§ **Data to process**

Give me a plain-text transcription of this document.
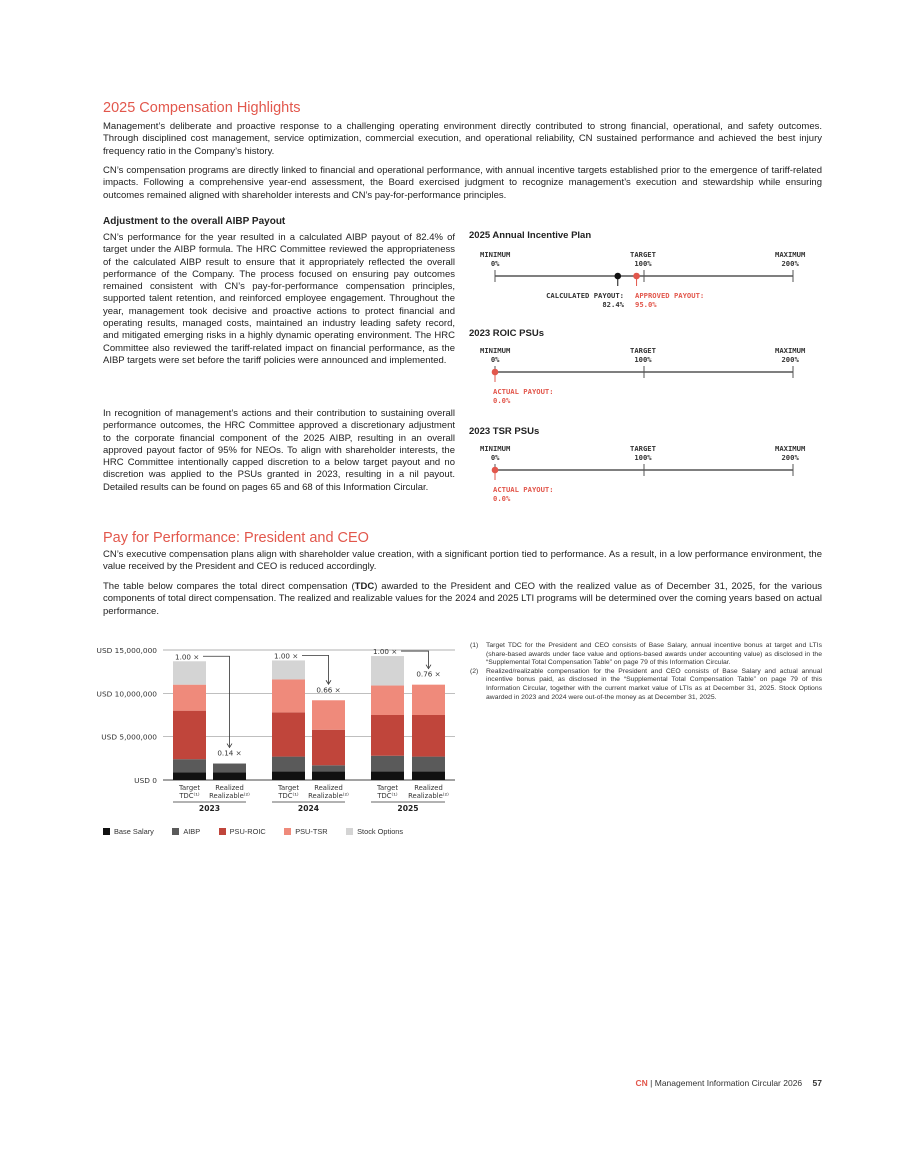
2025 Compensation Highlights

Management’s deliberate and proactive response to a challenging operating environment directly contributed to strong financial, operational, and safety outcomes. Through disciplined cost management, service optimization, commercial execution, and operational reliability, CN sustained performance and achieved the best injury frequency ratio in the Company’s history.

CN’s compensation programs are directly linked to financial and operational performance, with annual incentive targets established prior to the emergence of tariff-related impacts. Following a comprehensive year-end assessment, the Board exercised judgment to recognize management’s execution and stewardship while ensuring outcomes remained aligned with shareholder interests and CN’s pay-for-performance principles.

Adjustment to the overall AIBP Payout

CN’s performance for the year resulted in a calculated AIBP payout of 82.4% of target under the AIBP formula. The HRC Committee reviewed the appropriateness of the calculated AIBP result to ensure that it appropriately reflected the overall performance of the Company. The process focused on ensuring pay outcomes remained consistent with CN’s pay-for-performance compensation principles, supported talent retention, and reinforced employee engagement. Throughout the year, management took decisive and proactive actions to protect financial and operating results, managed costs, maintained an industry leading safety record, and mitigated emerging risks in a highly dynamic operating environment. The HRC Committee also reviewed the tariff-related impact on financial performance, as the AIBP targets were set before the tariff policies were announced and implemented.

In recognition of management’s actions and their contribution to sustaining overall performance outcomes, the HRC Committee approved a discretionary adjustment to the corporate financial component of the 2025 AIBP, resulting in an overall approved payout factor of 95% for NEOs. To align with shareholder interests, the HRC Committee intentionally capped discretion to a below target payout and no discretion was applied to the PSUs granted in 2023, resulting in a nil payout. Detailed results can be found on pages 65 and 68 of this Information Circular.

2025 Annual Incentive Plan
MINIMUM
0%
TARGET
100%
MAXIMUM
200%
CALCULATED PAYOUT:
82.4%
APPROVED PAYOUT:
95.0%
2023 ROIC PSUs
MINIMUM
0%
TARGET
100%
MAXIMUM
200%
ACTUAL PAYOUT:
0.0%
2023 TSR PSUs
MINIMUM
0%
TARGET
100%
MAXIMUM
200%
ACTUAL PAYOUT:
0.0%
Pay for Performance: President and CEO

CN’s executive compensation plans align with shareholder value creation, with a significant portion tied to performance. As a result, in a low performance environment, the value received by the President and CEO is reduced accordingly.

The table below compares the total direct compensation (TDC) awarded to the President and CEO with the realized value as of December 31, 2025, for the various components of total direct compensation. The realized and realizable values for the 2024 and 2025 LTI programs will be determined over the coming years based on actual performance.

USD 15,000,000
USD 10,000,000
USD 5,000,000
USD 0
Target TDC⁽¹⁾
Realized Realizable⁽²⁾
Target TDC⁽¹⁾
Realized Realizable⁽²⁾
Target TDC⁽¹⁾
Realized Realizable⁽²⁾
2023	2024	2025
1.00 ×
0.14 ×
1.00 ×
0.66 ×
1.00 ×
0.76 ×
Base Salary
	AIBP
	PSU-ROIC
	PSU-TSR
	Stock Options
(1)	Target TDC for the President and CEO consists of Base Salary, annual incentive bonus at target and LTIs (share-based awards under face value and options-based awards under accounting value) as disclosed in the “Supplemental Total Compensation Table” on page 79 of this Information Circular.
(2)	Realized/realizable compensation for the President and CEO consists of Base Salary and actual annual incentive bonus paid, as disclosed in the “Supplemental Total Compensation Table” on page 79 of this Information Circular, together with the current market value of LTIs as at December 31, 2025. Stock Options awarded in 2023 and 2024 were out-of-the money as at December 31, 2025.
CN | Management Information Circular 2026 57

§ **What you are asked to do**
Every line above should be repeated exactly; pictures stay out of the copy.

§ **Response to this task**
Give me a plain-text transcription of this document.
2025 Compensation Highlights

Management’s deliberate and proactive response to a challenging operating environment directly contributed to strong financial, operational, and safety outcomes. Through disciplined cost management, service optimization, commercial execution, and operational reliability, CN sustained performance and achieved the best injury frequency ratio in the Company’s history.

CN’s compensation programs are directly linked to financial and operational performance, with annual incentive targets established prior to the emergence of tariff-related impacts. Following a comprehensive year-end assessment, the Board exercised judgment to recognize management’s execution and stewardship while ensuring outcomes remained aligned with shareholder interests and CN’s pay-for-performance principles.

Adjustment to the overall AIBP Payout

CN’s performance for the year resulted in a calculated AIBP payout of 82.4% of target under the AIBP formula. The HRC Committee reviewed the appropriateness of the calculated AIBP result to ensure that it appropriately reflected the overall performance of the Company. The process focused on ensuring pay outcomes remained consistent with CN’s pay-for-performance compensation principles, supported talent retention, and reinforced employee engagement. Throughout the year, management took decisive and proactive actions to protect financial and operating results, managed costs, maintained an industry leading safety record, and mitigated emerging risks in a highly dynamic operating environment. The HRC Committee also reviewed the tariff-related impact on financial performance, as the AIBP targets were set before the tariff policies were announced and implemented.

In recognition of management’s actions and their contribution to sustaining overall performance outcomes, the HRC Committee approved a discretionary adjustment to the corporate financial component of the 2025 AIBP, resulting in an overall approved payout factor of 95% for NEOs. To align with shareholder interests, the HRC Committee intentionally capped discretion to a below target payout and no discretion was applied to the PSUs granted in 2023, resulting in a nil payout. Detailed results can be found on pages 65 and 68 of this Information Circular.

2025 Annual Incentive Plan
MINIMUM
0%
TARGET
100%
MAXIMUM
200%
CALCULATED PAYOUT:
82.4%
APPROVED PAYOUT:
95.0%
2023 ROIC PSUs
MINIMUM
0%
TARGET
100%
MAXIMUM
200%
ACTUAL PAYOUT:
0.0%
2023 TSR PSUs
MINIMUM
0%
TARGET
100%
MAXIMUM
200%
ACTUAL PAYOUT:
0.0%
Pay for Performance: President and CEO

CN’s executive compensation plans align with shareholder value creation, with a significant portion tied to performance. As a result, in a low performance environment, the value received by the President and CEO is reduced accordingly.

The table below compares the total direct compensation (TDC) awarded to the President and CEO with the realized value as of December 31, 2025, for the various components of total direct compensation. The realized and realizable values for the 2024 and 2025 LTI programs will be determined over the coming years based on actual performance.

USD 15,000,000
USD 10,000,000
USD 5,000,000
USD 0
Target TDC⁽¹⁾
Realized Realizable⁽²⁾
Target TDC⁽¹⁾
Realized Realizable⁽²⁾
Target TDC⁽¹⁾
Realized Realizable⁽²⁾
2023	2024	2025
1.00 ×
0.14 ×
1.00 ×
0.66 ×
1.00 ×
0.76 ×
Base Salary
	AIBP
	PSU-ROIC
	PSU-TSR
	Stock Options
(1)	Target TDC for the President and CEO consists of Base Salary, annual incentive bonus at target and LTIs (share-based awards under face value and options-based awards under accounting value) as disclosed in the “Supplemental Total Compensation Table” on page 79 of this Information Circular.
(2)	Realized/realizable compensation for the President and CEO consists of Base Salary and actual annual incentive bonus paid, as disclosed in the “Supplemental Total Compensation Table” on page 79 of this Information Circular, together with the current market value of LTIs as at December 31, 2025. Stock Options awarded in 2023 and 2024 were out-of-the money as at December 31, 2025.
CN | Management Information Circular 2026 57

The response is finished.